=== DIRECTIONS FOR THIS TASK ===
Note how many lines include the word "tambor", and give that number by itself.

=== STORED ROWS ===
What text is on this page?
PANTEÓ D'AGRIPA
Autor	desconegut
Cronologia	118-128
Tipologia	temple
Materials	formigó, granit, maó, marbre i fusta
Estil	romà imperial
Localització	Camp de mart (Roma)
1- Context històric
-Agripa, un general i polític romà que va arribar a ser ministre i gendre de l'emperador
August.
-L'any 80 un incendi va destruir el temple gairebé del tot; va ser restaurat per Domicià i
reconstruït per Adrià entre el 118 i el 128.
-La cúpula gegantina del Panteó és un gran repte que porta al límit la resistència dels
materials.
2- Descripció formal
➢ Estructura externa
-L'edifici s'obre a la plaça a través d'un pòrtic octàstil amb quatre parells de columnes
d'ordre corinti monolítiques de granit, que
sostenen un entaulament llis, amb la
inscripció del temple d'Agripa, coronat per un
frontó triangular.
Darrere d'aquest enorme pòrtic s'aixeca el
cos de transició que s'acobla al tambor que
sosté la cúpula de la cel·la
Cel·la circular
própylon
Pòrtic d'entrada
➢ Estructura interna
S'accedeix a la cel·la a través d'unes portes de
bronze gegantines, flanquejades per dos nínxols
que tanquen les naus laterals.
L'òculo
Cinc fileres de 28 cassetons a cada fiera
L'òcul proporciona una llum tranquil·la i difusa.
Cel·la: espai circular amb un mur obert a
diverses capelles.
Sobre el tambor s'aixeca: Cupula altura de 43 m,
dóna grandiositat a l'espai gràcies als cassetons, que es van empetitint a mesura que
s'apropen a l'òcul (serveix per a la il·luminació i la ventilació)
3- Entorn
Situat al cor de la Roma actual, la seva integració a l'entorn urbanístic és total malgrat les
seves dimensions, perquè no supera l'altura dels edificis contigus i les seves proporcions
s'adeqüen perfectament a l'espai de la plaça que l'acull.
* * *
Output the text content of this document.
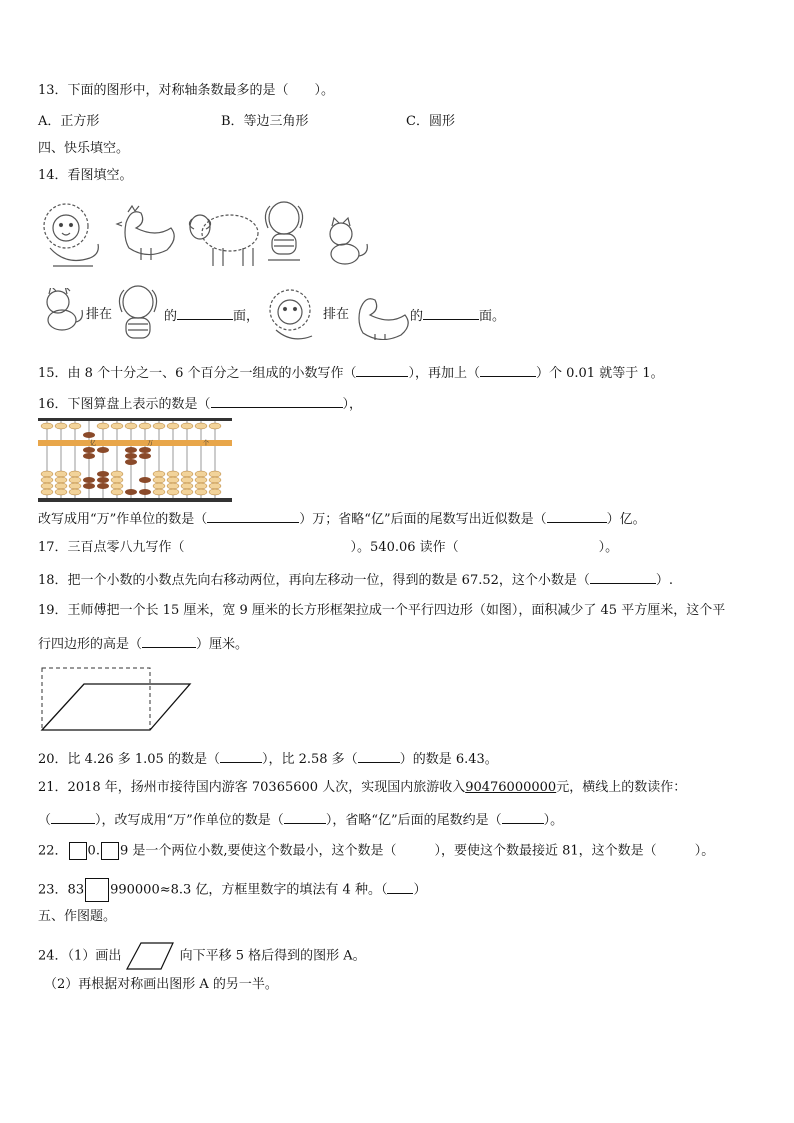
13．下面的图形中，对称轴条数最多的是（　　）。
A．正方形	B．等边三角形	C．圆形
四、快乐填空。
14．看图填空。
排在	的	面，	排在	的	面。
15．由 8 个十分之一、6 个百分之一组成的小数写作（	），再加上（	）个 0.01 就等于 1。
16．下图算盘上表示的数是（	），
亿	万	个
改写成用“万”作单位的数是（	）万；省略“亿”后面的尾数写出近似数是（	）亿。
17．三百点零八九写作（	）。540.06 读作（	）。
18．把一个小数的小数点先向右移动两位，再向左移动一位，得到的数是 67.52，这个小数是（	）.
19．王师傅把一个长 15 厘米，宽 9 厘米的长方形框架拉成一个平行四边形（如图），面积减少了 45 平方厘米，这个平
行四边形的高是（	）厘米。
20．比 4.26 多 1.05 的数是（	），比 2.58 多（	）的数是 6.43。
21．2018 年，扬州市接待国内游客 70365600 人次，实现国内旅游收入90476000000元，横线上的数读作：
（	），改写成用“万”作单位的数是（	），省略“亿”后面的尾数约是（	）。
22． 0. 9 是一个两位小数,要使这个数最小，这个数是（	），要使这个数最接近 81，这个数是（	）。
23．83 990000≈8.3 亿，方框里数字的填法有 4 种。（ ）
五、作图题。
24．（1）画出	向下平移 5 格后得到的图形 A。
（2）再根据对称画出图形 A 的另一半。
...
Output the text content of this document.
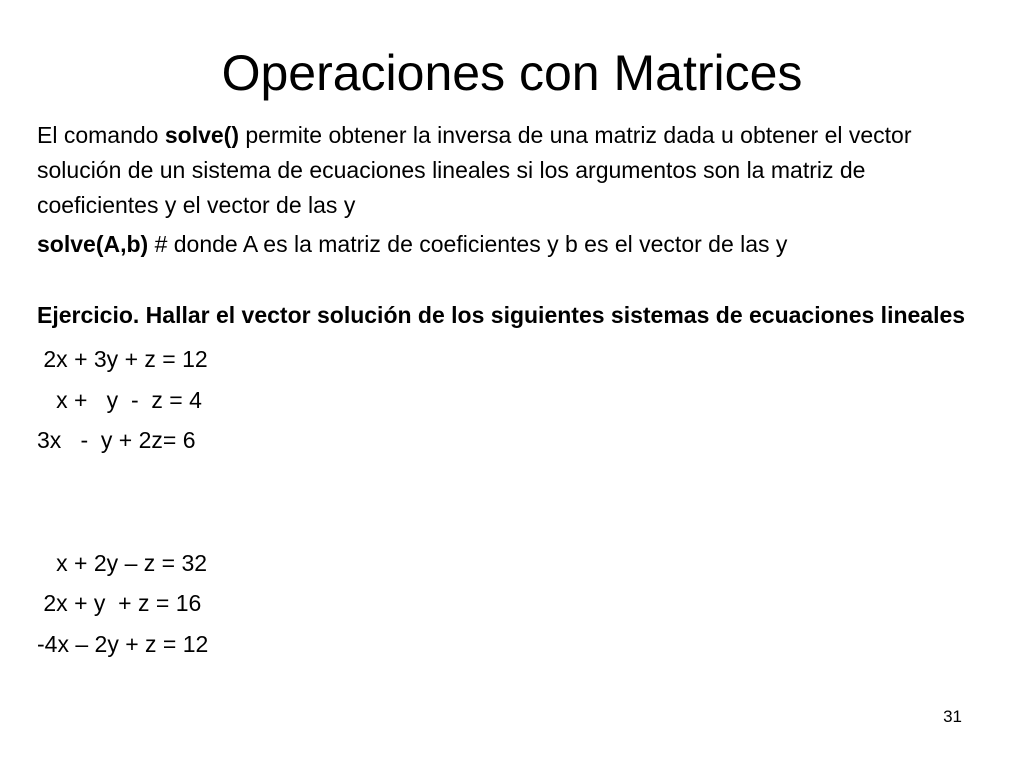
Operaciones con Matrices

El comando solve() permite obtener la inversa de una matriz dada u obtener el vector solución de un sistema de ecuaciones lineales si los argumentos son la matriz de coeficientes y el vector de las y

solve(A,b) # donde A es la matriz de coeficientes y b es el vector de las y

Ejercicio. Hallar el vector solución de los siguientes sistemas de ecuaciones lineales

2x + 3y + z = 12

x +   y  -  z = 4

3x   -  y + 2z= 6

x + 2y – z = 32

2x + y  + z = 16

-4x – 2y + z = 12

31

=== RESULT ===
2